● **Texte à analyser**
________________________________________
Près de 12.000 personnes se sont réunies dimanche près de Lyon dans un hall d’exposition transformé pour l’occasion en église géante pour la béatification de Pauline Jaricot, une Lyonnaise pionnière du catholicisme social.

Le rite de béatification a donné lieu à une procession durant laquelle la relique du coeur de Pauline Jaricot a été porté jusqu’à l’autel.

Née en 1799 dans une famille d’industriels de la soie, cette pionnière du catholicisme social laïque est connue pour avoir fondé l’Œuvre de la Propagation de la foi, destinée à soutenir les missions catholiques dans tous les continents, et devenue un siècle plus tard un pilier des Oeuvres pontificales missionnaires (OPM).

Selon l’archevêque de Lyon, Mge Olivier de Germay, les représentants des œuvres pontificales missionnaires de plus d’une centaine de pays étaient présents pour cet hommage à « une femme qui a vécu au 19e siècle mais qui est au fond très moderne ». Dans le public du parc Eurexpo, des participants brandissaient un drapeau polonais et des danseuses malgaches ont défilé dans les travées.

Le préfet de la Congrégation pour l’évangélisation des peuples, le cardinal Luis Antonio Tagle, qui préside la cérémonie, a lu une lettre en anglais du pape François acceptant que Pauline Jaricot « soit désormais appelée bienheureuse ».

« Après avoir lu la vie de Pauline Jaricot, je me suis dit qu’elle était peut-être née à Lyon en France mais qu’elle aurait aussi pu être africaine, asiatique, américaine, océanienne tant son amour, sa passion pour Jésus et pour les pauvres sont universels », avait précédemment déclaré Mgr Tagle à la presse.

A l’issue de cette lecture, le portrait de Pauline Jaricot a été dévoilé et applaudi par les fidèles, de tous âges et qui témoignaient d’une grande ferveur, entonnant les chants religieux en choeur.

– Miracle –

La béatification de Pauline Jaricot intervient après la reconnaissance en 2020 de son intercession dans la guérison de Mayline Tran en 2012, une fillette de trois ans qui s’était étouffé en mangeant et dont l’état était alors jugé déséspéré par les médecins.
________________________________________
● **Données**
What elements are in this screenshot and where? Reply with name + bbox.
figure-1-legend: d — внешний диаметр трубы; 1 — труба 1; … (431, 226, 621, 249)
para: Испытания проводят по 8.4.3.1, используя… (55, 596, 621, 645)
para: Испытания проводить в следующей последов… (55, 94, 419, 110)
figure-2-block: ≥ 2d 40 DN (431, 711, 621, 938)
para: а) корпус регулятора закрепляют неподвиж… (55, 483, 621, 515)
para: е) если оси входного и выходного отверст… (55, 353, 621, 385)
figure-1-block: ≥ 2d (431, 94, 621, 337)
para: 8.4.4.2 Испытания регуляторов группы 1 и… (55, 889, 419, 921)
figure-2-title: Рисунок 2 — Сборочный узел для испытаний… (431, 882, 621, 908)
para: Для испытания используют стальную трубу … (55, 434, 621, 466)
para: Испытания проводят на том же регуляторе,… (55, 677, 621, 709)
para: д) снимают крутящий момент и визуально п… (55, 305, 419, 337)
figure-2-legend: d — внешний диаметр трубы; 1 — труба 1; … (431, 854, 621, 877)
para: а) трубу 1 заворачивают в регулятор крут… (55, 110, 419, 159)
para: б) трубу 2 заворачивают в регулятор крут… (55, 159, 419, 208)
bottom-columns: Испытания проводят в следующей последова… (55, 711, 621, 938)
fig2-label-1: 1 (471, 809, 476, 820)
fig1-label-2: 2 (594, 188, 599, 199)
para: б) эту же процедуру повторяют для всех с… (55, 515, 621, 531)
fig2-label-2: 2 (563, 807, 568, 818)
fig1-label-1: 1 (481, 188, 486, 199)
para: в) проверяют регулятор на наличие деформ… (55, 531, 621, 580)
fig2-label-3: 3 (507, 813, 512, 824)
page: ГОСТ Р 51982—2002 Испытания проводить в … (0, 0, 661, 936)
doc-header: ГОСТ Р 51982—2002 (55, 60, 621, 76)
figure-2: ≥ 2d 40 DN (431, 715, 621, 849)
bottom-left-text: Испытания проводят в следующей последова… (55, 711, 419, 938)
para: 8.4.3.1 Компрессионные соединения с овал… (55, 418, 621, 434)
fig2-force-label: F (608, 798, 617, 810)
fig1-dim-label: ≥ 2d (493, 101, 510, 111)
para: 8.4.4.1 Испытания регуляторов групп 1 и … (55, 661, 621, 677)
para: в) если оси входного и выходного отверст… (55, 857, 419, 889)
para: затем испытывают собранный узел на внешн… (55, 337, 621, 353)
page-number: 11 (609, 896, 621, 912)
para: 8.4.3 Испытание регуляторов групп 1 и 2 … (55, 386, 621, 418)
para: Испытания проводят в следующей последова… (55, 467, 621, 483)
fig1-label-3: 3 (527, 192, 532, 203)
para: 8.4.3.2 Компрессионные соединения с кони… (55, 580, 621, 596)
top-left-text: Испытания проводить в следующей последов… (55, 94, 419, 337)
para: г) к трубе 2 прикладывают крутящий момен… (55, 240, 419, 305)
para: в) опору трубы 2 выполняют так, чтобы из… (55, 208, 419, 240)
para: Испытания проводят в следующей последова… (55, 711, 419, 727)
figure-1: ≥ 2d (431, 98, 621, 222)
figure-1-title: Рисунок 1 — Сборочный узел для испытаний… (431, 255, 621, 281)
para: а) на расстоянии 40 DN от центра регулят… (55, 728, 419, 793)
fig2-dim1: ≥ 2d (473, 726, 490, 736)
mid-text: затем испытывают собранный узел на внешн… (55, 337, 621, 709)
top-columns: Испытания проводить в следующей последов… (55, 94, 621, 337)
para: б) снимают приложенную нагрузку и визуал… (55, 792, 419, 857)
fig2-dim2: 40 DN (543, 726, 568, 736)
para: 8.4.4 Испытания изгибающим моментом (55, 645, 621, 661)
________________________________________
● **Consigne**
Répondez aux questions suivantes à partir du texte sur la béatification de Pauline Jaricot.
(a) Combien de personnes se sont réunies près de Lyon pour la cérémonie ?
(b) En quelle année Pauline Jaricot est-elle née ?
(c) Quel âge avait Mayline Tran au moment des faits ?

● **Réponse attendue**
(a) Près de 12.000 personnes.
(b) En 1799.
(c) Trois ans.